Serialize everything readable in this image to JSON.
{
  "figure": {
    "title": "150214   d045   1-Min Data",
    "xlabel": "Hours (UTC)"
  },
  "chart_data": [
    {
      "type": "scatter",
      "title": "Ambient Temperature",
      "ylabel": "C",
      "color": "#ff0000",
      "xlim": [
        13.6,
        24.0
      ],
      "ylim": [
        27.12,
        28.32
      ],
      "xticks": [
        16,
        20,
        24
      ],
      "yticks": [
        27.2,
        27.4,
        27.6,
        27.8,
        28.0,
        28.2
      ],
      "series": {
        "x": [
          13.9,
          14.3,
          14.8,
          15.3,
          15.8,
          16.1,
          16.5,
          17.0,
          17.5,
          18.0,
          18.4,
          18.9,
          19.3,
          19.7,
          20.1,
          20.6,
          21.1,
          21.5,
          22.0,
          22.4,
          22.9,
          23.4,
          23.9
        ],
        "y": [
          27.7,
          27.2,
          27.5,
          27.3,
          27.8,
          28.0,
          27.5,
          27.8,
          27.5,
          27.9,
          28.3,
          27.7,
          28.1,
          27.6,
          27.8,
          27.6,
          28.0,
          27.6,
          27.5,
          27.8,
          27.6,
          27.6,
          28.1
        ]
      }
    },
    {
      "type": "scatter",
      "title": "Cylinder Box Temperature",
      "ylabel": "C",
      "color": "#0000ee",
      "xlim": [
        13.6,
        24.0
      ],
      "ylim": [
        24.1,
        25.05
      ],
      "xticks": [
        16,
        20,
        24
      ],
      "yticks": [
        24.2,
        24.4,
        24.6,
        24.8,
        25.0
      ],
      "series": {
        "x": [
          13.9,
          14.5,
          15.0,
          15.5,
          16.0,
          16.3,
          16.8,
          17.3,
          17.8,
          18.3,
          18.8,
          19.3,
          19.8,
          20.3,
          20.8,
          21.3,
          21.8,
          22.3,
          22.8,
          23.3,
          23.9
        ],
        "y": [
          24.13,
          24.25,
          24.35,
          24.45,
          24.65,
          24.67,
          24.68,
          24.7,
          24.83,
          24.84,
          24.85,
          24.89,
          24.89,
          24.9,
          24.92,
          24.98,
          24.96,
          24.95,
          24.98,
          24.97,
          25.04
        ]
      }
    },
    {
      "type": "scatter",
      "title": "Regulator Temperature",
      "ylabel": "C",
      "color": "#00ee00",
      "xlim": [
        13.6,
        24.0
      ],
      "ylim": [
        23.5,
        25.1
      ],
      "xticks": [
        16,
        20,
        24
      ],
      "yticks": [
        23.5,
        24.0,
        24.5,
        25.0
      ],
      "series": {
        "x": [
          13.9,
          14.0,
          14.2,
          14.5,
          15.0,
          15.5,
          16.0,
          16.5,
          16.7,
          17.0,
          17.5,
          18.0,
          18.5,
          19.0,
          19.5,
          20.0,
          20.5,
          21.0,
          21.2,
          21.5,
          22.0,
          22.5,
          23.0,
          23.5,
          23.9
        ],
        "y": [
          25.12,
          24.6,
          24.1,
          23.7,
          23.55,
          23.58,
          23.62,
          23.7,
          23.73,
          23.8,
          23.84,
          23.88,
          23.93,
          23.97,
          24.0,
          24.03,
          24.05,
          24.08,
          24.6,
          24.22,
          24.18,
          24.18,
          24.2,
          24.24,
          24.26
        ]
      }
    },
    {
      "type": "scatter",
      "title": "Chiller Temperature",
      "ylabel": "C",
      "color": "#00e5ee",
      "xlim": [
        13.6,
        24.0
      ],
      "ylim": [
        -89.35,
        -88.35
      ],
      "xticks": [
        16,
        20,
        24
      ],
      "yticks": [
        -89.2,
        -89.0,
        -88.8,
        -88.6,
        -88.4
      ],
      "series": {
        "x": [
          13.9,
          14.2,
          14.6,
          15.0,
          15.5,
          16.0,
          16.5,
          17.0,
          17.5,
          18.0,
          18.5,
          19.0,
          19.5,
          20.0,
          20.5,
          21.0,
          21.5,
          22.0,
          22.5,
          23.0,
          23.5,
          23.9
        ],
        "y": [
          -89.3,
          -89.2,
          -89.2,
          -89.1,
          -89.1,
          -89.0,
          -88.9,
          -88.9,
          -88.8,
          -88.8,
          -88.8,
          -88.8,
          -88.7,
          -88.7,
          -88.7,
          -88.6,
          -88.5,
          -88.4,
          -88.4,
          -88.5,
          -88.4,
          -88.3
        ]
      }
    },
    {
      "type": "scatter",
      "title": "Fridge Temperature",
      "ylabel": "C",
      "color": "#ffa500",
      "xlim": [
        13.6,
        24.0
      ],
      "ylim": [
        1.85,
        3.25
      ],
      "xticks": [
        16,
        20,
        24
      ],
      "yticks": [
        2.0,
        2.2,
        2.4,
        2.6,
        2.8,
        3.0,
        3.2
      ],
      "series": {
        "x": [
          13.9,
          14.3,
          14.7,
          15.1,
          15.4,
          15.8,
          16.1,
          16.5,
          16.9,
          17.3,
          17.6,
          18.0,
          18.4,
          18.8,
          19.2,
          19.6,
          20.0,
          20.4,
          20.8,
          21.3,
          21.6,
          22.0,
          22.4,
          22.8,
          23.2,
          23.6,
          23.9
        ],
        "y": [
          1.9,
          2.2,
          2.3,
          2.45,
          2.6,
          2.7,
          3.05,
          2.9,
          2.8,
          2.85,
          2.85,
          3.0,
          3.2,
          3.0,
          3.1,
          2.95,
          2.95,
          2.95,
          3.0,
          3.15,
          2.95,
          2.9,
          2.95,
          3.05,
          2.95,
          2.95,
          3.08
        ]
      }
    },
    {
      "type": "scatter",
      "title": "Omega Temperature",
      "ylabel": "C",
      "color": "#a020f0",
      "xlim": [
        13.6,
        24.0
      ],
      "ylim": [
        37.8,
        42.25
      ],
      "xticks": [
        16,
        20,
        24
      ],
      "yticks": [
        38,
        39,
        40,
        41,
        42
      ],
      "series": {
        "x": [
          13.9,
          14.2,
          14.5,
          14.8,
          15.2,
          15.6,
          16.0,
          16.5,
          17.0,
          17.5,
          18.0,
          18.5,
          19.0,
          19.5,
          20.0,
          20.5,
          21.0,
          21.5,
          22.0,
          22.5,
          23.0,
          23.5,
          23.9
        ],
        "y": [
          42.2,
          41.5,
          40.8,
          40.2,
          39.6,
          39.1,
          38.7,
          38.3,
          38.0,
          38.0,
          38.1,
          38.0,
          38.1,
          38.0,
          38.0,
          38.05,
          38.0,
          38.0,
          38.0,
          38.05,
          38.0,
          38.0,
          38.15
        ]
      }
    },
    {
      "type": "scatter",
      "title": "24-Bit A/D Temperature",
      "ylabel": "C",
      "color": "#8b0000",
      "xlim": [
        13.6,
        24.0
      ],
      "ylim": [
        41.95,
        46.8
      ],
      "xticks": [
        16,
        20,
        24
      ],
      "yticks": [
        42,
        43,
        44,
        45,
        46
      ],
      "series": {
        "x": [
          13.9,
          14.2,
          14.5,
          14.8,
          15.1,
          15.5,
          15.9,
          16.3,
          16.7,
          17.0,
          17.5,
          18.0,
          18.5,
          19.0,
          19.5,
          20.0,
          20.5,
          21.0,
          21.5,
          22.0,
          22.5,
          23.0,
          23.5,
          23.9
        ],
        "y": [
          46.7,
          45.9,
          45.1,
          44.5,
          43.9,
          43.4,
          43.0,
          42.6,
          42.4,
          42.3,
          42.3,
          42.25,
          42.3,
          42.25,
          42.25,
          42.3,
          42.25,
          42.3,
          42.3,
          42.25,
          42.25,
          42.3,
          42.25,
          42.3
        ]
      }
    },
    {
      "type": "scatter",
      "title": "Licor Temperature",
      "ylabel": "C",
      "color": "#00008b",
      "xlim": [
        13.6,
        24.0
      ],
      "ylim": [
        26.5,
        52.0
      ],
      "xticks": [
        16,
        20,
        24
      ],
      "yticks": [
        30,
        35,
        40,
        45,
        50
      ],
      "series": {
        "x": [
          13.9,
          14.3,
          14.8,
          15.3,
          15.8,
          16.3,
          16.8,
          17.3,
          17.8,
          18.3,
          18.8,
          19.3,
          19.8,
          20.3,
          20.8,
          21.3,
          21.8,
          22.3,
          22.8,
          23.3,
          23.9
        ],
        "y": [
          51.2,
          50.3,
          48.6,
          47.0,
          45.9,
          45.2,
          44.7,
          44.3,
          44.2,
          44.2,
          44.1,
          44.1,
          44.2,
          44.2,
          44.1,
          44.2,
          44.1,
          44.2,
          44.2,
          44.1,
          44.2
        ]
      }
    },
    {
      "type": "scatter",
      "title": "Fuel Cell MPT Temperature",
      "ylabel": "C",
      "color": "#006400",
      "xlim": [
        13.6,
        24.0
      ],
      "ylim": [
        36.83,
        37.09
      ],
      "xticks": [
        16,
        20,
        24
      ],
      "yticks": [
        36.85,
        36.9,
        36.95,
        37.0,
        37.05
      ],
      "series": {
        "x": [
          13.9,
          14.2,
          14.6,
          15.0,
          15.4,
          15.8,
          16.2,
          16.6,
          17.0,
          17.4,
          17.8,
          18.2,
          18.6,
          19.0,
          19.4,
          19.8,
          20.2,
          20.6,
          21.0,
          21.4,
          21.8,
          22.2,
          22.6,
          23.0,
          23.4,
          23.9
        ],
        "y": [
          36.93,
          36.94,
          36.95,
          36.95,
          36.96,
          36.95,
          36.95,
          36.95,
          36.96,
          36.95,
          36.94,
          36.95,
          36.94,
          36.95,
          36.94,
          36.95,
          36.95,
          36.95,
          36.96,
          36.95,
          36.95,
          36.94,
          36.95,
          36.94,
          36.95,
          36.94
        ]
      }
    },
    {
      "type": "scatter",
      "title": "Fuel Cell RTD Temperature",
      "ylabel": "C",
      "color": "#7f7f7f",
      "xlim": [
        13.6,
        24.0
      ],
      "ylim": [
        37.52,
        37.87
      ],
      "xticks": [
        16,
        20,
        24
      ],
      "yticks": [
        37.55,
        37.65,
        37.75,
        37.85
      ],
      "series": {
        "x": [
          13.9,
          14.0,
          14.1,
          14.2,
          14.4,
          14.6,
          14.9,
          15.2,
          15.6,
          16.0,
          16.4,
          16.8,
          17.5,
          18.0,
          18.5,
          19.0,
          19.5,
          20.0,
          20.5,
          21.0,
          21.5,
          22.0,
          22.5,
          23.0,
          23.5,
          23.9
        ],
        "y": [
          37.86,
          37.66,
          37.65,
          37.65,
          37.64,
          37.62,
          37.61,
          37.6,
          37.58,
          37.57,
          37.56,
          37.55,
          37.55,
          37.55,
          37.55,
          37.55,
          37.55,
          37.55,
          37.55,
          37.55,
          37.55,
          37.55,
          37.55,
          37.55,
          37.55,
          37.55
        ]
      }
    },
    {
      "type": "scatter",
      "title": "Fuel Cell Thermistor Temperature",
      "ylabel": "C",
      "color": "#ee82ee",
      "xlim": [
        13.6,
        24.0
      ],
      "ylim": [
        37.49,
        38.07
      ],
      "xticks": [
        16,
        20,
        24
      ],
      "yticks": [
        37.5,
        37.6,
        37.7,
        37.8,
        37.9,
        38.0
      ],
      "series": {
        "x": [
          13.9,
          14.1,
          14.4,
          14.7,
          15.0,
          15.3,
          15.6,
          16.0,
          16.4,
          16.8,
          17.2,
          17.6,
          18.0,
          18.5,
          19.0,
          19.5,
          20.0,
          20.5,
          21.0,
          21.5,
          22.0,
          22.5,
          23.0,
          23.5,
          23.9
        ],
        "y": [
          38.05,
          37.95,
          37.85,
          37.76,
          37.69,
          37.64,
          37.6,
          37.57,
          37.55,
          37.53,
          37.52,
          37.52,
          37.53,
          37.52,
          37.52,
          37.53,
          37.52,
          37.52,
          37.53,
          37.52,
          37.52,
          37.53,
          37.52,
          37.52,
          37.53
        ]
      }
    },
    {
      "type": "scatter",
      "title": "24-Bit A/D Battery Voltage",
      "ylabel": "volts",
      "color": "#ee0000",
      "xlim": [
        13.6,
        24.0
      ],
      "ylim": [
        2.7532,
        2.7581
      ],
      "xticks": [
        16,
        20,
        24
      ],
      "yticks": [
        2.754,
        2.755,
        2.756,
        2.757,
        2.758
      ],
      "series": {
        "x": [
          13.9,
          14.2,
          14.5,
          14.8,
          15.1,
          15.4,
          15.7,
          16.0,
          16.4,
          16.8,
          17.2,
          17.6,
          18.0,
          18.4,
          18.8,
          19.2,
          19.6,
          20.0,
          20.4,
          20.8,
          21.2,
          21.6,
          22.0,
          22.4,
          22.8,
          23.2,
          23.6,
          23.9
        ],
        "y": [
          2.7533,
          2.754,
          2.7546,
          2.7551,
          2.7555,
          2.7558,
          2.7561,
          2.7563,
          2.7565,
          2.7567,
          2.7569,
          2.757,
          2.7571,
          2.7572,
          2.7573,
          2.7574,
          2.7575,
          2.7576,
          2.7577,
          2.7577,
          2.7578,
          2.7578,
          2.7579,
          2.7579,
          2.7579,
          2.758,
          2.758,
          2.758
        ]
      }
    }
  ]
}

> _PROBLEM TO SOLVE_
Search the data for "Cell" and list every line in which it occurs.

> _FINAL RESULT_
      "title": "Fuel Cell MPT Temperature",
      "title": "Fuel Cell RTD Temperature",
      "title": "Fuel Cell Thermistor Temperature",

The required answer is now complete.